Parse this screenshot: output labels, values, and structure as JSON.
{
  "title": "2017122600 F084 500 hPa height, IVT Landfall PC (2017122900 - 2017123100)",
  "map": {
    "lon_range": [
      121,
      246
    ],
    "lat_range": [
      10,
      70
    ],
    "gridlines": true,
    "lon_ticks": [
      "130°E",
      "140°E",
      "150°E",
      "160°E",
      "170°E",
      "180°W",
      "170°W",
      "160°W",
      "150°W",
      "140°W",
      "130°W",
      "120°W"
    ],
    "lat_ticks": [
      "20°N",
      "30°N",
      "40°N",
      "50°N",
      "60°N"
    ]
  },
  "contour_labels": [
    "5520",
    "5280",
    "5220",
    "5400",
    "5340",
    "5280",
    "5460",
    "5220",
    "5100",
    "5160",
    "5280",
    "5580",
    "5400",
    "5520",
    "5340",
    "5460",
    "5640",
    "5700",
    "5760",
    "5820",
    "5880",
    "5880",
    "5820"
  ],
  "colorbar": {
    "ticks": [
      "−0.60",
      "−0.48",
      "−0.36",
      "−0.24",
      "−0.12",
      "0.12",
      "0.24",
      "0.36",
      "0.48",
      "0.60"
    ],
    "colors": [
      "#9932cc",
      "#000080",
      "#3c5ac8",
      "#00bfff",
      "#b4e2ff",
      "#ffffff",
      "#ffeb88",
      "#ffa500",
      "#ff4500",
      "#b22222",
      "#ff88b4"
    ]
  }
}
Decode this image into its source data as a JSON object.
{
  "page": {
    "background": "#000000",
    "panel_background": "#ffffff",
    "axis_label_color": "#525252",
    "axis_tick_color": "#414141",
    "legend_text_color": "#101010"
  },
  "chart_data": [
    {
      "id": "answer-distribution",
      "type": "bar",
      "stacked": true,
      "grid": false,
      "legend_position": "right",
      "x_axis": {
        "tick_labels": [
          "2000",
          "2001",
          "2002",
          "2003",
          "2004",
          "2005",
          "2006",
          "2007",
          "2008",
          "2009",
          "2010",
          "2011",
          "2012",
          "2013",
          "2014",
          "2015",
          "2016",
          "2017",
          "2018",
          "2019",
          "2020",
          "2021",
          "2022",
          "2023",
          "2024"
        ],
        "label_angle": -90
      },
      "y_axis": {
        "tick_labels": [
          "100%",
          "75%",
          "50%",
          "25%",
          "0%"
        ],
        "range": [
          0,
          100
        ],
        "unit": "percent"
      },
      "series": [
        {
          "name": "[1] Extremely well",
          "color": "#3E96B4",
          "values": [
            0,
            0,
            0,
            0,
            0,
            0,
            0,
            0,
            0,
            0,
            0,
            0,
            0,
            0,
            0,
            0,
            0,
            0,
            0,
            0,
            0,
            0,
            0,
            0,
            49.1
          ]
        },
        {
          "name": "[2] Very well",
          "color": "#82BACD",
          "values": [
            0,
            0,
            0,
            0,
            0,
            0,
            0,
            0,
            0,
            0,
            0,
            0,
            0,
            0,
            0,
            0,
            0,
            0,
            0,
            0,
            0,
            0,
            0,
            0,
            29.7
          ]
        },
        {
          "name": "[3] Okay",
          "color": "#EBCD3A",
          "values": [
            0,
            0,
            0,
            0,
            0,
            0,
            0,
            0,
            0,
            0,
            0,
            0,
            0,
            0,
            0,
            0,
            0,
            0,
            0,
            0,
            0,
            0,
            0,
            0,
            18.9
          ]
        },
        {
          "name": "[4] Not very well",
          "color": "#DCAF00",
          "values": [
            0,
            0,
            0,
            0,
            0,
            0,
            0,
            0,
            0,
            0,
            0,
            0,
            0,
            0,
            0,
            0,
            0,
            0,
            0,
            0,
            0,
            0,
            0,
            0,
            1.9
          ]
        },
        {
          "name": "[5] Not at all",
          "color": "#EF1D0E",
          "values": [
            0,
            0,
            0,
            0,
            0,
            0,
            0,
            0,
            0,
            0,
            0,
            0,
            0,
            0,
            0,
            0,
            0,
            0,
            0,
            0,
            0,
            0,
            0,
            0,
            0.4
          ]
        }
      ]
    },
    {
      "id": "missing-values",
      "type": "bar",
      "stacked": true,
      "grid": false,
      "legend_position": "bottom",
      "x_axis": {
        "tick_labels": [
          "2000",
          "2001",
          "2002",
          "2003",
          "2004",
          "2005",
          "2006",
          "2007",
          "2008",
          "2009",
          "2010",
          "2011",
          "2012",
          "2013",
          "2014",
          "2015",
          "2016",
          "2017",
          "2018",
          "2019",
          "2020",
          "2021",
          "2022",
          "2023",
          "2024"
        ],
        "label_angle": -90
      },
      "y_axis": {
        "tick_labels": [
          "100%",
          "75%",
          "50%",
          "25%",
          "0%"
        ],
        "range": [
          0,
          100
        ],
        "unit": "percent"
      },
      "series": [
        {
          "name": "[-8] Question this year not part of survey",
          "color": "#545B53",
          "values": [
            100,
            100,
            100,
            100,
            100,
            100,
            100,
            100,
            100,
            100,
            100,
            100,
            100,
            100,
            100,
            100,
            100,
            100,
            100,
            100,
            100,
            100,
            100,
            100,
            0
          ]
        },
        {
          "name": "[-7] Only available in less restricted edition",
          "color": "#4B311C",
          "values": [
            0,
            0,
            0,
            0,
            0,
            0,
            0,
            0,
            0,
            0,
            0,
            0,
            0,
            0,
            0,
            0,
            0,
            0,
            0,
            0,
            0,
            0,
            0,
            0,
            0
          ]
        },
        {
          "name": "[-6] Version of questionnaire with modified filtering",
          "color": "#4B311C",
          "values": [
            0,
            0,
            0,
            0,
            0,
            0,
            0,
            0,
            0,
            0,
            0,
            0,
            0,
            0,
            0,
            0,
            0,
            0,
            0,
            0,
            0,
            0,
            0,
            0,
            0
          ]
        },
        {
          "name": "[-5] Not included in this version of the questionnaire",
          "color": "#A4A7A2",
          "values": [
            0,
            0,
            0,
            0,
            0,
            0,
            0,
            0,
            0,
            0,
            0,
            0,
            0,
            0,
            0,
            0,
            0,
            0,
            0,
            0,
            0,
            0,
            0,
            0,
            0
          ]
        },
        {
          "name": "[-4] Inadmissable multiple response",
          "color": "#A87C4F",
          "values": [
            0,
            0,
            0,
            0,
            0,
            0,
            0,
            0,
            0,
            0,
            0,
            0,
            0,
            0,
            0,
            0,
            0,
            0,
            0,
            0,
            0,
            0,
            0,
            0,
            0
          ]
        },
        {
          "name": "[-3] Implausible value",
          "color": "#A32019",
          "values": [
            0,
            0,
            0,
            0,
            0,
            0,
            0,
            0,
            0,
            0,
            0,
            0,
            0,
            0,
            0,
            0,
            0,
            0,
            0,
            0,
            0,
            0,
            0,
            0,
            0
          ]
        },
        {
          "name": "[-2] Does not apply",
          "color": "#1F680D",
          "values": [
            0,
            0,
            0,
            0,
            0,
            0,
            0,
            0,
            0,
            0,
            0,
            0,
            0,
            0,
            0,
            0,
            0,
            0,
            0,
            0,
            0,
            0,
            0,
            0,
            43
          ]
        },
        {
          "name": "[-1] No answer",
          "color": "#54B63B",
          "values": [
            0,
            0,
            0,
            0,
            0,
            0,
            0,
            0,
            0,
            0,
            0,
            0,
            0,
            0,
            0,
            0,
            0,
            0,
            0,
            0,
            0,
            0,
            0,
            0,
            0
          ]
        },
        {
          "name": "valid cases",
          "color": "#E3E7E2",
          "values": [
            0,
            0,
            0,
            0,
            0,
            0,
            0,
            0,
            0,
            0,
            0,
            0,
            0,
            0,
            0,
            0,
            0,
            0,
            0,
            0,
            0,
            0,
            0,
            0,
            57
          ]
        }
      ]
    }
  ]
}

What the exercise asks: Print all the data exactly.

Correct output:
Parse this screenshot: output labels, values, and structure as JSON.
{
  "title": "2017122600 F084 500 hPa height, IVT Landfall PC (2017122900 - 2017123100)",
  "map": {
    "lon_range": [
      121,
      246
    ],
    "lat_range": [
      10,
      70
    ],
    "gridlines": true,
    "lon_ticks": [
      "130°E",
      "140°E",
      "150°E",
      "160°E",
      "170°E",
      "180°W",
      "170°W",
      "160°W",
      "150°W",
      "140°W",
      "130°W",
      "120°W"
    ],
    "lat_ticks": [
      "20°N",
      "30°N",
      "40°N",
      "50°N",
      "60°N"
    ]
  },
  "contour_labels": [
    "5520",
    "5280",
    "5220",
    "5400",
    "5340",
    "5280",
    "5460",
    "5220",
    "5100",
    "5160",
    "5280",
    "5580",
    "5400",
    "5520",
    "5340",
    "5460",
    "5640",
    "5700",
    "5760",
    "5820",
    "5880",
    "5880",
    "5820"
  ],
  "colorbar": {
    "ticks": [
      "−0.60",
      "−0.48",
      "−0.36",
      "−0.24",
      "−0.12",
      "0.12",
      "0.24",
      "0.36",
      "0.48",
      "0.60"
    ],
    "colors": [
      "#9932cc",
      "#000080",
      "#3c5ac8",
      "#00bfff",
      "#b4e2ff",
      "#ffffff",
      "#ffeb88",
      "#ffa500",
      "#ff4500",
      "#b22222",
      "#ff88b4"
    ]
  }
}
Decode this image into its source data as a JSON object.
{
  "page": {
    "background": "#000000",
    "panel_background": "#ffffff",
    "axis_label_color": "#525252",
    "axis_tick_color": "#414141",
    "legend_text_color": "#101010"
  },
  "chart_data": [
    {
      "id": "answer-distribution",
      "type": "bar",
      "stacked": true,
      "grid": false,
      "legend_position": "right",
      "x_axis": {
        "tick_labels": [
          "2000",
          "2001",
          "2002",
          "2003",
          "2004",
          "2005",
          "2006",
          "2007",
          "2008",
          "2009",
          "2010",
          "2011",
          "2012",
          "2013",
          "2014",
          "2015",
          "2016",
          "2017",
          "2018",
          "2019",
          "2020",
          "2021",
          "2022",
          "2023",
          "2024"
        ],
        "label_angle": -90
      },
      "y_axis": {
        "tick_labels": [
          "100%",
          "75%",
          "50%",
          "25%",
          "0%"
        ],
        "range": [
          0,
          100
        ],
        "unit": "percent"
      },
      "series": [
        {
          "name": "[1] Extremely well",
          "color": "#3E96B4",
          "values": [
            0,
            0,
            0,
            0,
            0,
            0,
            0,
            0,
            0,
            0,
            0,
            0,
            0,
            0,
            0,
            0,
            0,
            0,
            0,
            0,
            0,
            0,
            0,
            0,
            49.1
          ]
        },
        {
          "name": "[2] Very well",
          "color": "#82BACD",
          "values": [
            0,
            0,
            0,
            0,
            0,
            0,
            0,
            0,
            0,
            0,
            0,
            0,
            0,
            0,
            0,
            0,
            0,
            0,
            0,
            0,
            0,
            0,
            0,
            0,
            29.7
          ]
        },
        {
          "name": "[3] Okay",
          "color": "#EBCD3A",
          "values": [
            0,
            0,
            0,
            0,
            0,
            0,
            0,
            0,
            0,
            0,
            0,
            0,
            0,
            0,
            0,
            0,
            0,
            0,
            0,
            0,
            0,
            0,
            0,
            0,
            18.9
          ]
        },
        {
          "name": "[4] Not very well",
          "color": "#DCAF00",
          "values": [
            0,
            0,
            0,
            0,
            0,
            0,
            0,
            0,
            0,
            0,
            0,
            0,
            0,
            0,
            0,
            0,
            0,
            0,
            0,
            0,
            0,
            0,
            0,
            0,
            1.9
          ]
        },
        {
          "name": "[5] Not at all",
          "color": "#EF1D0E",
          "values": [
            0,
            0,
            0,
            0,
            0,
            0,
            0,
            0,
            0,
            0,
            0,
            0,
            0,
            0,
            0,
            0,
            0,
            0,
            0,
            0,
            0,
            0,
            0,
            0,
            0.4
          ]
        }
      ]
    },
    {
      "id": "missing-values",
      "type": "bar",
      "stacked": true,
      "grid": false,
      "legend_position": "bottom",
      "x_axis": {
        "tick_labels": [
          "2000",
          "2001",
          "2002",
          "2003",
          "2004",
          "2005",
          "2006",
          "2007",
          "2008",
          "2009",
          "2010",
          "2011",
          "2012",
          "2013",
          "2014",
          "2015",
          "2016",
          "2017",
          "2018",
          "2019",
          "2020",
          "2021",
          "2022",
          "2023",
          "2024"
        ],
        "label_angle": -90
      },
      "y_axis": {
        "tick_labels": [
          "100%",
          "75%",
          "50%",
          "25%",
          "0%"
        ],
        "range": [
          0,
          100
        ],
        "unit": "percent"
      },
      "series": [
        {
          "name": "[-8] Question this year not part of survey",
          "color": "#545B53",
          "values": [
            100,
            100,
            100,
            100,
            100,
            100,
            100,
            100,
            100,
            100,
            100,
            100,
            100,
            100,
            100,
            100,
            100,
            100,
            100,
            100,
            100,
            100,
            100,
            100,
            0
          ]
        },
        {
          "name": "[-7] Only available in less restricted edition",
          "color": "#4B311C",
          "values": [
            0,
            0,
            0,
            0,
            0,
            0,
            0,
            0,
            0,
            0,
            0,
            0,
            0,
            0,
            0,
            0,
            0,
            0,
            0,
            0,
            0,
            0,
            0,
            0,
            0
          ]
        },
        {
          "name": "[-6] Version of questionnaire with modified filtering",
          "color": "#4B311C",
          "values": [
            0,
            0,
            0,
            0,
            0,
            0,
            0,
            0,
            0,
            0,
            0,
            0,
            0,
            0,
            0,
            0,
            0,
            0,
            0,
            0,
            0,
            0,
            0,
            0,
            0
          ]
        },
        {
          "name": "[-5] Not included in this version of the questionnaire",
          "color": "#A4A7A2",
          "values": [
            0,
            0,
            0,
            0,
            0,
            0,
            0,
            0,
            0,
            0,
            0,
            0,
            0,
            0,
            0,
            0,
            0,
            0,
            0,
            0,
            0,
            0,
            0,
            0,
            0
          ]
        },
        {
          "name": "[-4] Inadmissable multiple response",
          "color": "#A87C4F",
          "values": [
            0,
            0,
            0,
            0,
            0,
            0,
            0,
            0,
            0,
            0,
            0,
            0,
            0,
            0,
            0,
            0,
            0,
            0,
            0,
            0,
            0,
            0,
            0,
            0,
            0
          ]
        },
        {
          "name": "[-3] Implausible value",
          "color": "#A32019",
          "values": [
            0,
            0,
            0,
            0,
            0,
            0,
            0,
            0,
            0,
            0,
            0,
            0,
            0,
            0,
            0,
            0,
            0,
            0,
            0,
            0,
            0,
            0,
            0,
            0,
            0
          ]
        },
        {
          "name": "[-2] Does not apply",
          "color": "#1F680D",
          "values": [
            0,
            0,
            0,
            0,
            0,
            0,
            0,
            0,
            0,
            0,
            0,
            0,
            0,
            0,
            0,
            0,
            0,
            0,
            0,
            0,
            0,
            0,
            0,
            0,
            43
          ]
        },
        {
          "name": "[-1] No answer",
          "color": "#54B63B",
          "values": [
            0,
            0,
            0,
            0,
            0,
            0,
            0,
            0,
            0,
            0,
            0,
            0,
            0,
            0,
            0,
            0,
            0,
            0,
            0,
            0,
            0,
            0,
            0,
            0,
            0
          ]
        },
        {
          "name": "valid cases",
          "color": "#E3E7E2",
          "values": [
            0,
            0,
            0,
            0,
            0,
            0,
            0,
            0,
            0,
            0,
            0,
            0,
            0,
            0,
            0,
            0,
            0,
            0,
            0,
            0,
            0,
            0,
            0,
            0,
            57
          ]
        }
      ]
    }
  ]
}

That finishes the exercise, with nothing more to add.